# Records provided:

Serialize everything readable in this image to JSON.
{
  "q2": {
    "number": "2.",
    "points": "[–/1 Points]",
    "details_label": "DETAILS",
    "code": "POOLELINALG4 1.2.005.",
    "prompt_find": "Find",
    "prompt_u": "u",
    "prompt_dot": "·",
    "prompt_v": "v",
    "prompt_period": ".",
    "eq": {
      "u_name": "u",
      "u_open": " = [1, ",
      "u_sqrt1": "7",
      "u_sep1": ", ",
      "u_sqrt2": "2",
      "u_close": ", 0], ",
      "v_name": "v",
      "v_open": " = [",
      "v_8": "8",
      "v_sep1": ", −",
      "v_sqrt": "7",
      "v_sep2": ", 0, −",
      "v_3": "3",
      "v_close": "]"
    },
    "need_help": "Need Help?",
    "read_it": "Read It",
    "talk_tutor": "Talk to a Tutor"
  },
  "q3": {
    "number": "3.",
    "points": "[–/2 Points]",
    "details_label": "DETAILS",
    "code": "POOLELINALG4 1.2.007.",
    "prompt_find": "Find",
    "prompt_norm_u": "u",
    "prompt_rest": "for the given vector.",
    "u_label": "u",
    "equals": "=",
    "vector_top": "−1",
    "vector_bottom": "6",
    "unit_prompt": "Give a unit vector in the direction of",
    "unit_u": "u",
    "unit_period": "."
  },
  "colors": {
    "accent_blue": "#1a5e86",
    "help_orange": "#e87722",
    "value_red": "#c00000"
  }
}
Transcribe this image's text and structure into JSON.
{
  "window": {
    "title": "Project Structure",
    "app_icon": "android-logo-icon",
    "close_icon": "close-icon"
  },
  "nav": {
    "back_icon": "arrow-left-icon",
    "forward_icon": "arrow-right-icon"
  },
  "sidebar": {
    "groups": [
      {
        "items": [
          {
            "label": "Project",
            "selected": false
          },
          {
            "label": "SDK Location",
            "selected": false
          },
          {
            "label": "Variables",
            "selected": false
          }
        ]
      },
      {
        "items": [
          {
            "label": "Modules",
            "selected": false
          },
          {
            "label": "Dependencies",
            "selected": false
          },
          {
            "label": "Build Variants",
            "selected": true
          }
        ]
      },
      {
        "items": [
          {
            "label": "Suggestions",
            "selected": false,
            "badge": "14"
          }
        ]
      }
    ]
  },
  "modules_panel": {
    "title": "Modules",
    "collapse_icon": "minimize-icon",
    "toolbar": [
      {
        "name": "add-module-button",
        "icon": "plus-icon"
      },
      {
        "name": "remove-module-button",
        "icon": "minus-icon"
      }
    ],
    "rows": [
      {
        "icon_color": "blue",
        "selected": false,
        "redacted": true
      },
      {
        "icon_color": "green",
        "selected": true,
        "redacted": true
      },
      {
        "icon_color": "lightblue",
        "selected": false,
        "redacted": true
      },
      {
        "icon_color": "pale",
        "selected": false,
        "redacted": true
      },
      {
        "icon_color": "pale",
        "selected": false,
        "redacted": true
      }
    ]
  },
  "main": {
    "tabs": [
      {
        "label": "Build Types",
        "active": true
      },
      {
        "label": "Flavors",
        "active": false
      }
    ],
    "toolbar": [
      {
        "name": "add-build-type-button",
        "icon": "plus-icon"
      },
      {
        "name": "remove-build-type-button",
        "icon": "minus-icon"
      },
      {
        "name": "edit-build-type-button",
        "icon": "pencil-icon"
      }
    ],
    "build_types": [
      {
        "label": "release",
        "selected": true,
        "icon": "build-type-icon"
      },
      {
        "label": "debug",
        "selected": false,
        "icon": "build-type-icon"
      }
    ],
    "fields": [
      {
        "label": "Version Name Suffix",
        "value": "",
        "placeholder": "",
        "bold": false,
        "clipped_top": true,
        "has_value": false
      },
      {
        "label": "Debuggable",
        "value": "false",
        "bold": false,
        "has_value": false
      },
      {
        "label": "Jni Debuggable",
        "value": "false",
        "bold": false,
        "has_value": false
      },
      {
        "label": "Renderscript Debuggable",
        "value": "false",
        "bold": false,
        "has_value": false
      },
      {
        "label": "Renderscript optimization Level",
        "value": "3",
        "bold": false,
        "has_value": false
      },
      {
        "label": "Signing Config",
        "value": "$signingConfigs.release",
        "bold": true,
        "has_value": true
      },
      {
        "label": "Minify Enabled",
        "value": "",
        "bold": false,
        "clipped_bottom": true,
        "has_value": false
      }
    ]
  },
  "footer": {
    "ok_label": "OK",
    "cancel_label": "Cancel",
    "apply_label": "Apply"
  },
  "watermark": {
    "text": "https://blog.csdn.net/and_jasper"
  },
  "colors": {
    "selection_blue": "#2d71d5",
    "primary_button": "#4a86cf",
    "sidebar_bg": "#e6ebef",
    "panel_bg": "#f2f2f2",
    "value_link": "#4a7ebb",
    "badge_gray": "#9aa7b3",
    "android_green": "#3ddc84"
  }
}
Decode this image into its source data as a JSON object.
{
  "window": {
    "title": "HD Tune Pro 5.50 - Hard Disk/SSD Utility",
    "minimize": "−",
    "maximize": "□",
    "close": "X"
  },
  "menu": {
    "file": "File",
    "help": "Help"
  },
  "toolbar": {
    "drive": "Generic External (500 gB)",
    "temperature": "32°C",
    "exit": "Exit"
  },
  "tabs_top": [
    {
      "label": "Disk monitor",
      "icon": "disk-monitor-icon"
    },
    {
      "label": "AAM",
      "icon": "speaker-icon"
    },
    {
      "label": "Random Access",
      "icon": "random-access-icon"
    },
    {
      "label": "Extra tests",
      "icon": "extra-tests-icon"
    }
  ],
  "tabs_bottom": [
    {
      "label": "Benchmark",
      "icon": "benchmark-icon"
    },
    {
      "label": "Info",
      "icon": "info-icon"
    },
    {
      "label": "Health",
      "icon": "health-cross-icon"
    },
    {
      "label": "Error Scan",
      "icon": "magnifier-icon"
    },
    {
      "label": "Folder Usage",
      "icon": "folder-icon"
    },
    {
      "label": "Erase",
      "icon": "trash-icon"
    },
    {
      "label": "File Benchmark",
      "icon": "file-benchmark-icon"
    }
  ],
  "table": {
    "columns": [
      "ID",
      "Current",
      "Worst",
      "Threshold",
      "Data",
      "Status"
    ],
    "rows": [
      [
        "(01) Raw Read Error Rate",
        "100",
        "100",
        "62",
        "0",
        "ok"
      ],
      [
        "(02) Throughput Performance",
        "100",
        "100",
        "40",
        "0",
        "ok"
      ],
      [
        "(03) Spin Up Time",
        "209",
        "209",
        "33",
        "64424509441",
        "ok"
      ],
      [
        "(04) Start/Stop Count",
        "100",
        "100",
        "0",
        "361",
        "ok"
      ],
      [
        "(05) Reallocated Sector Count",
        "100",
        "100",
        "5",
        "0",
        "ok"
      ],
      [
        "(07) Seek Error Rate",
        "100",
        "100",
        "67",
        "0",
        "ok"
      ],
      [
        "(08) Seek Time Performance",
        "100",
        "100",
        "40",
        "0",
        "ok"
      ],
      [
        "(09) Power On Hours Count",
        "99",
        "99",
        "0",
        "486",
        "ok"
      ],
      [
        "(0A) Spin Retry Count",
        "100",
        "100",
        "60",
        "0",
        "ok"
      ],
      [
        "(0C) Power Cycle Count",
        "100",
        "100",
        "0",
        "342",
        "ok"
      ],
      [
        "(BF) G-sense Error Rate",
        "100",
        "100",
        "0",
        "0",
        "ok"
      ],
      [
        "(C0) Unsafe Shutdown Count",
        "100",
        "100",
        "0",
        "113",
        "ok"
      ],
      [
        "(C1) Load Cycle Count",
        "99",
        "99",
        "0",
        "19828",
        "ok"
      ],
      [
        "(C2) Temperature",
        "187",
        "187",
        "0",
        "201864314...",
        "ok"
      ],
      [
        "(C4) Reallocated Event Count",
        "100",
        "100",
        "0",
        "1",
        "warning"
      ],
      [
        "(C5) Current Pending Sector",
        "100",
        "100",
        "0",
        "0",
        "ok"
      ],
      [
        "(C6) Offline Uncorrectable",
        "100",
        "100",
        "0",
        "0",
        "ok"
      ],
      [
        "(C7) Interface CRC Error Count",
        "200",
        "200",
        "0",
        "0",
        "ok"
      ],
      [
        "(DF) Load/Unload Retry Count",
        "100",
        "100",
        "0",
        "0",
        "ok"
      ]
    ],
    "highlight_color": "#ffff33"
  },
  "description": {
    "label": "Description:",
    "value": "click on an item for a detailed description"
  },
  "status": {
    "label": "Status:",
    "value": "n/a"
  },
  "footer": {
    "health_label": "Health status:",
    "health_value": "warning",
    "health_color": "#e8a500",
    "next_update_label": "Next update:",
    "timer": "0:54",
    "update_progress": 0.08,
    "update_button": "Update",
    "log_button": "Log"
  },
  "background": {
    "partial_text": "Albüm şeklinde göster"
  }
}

# Task directions:
Which lines hold the word "monitor"? Copy all of them.

# Task response:
      "label": "Disk monitor",
      "icon": "disk-monitor-icon"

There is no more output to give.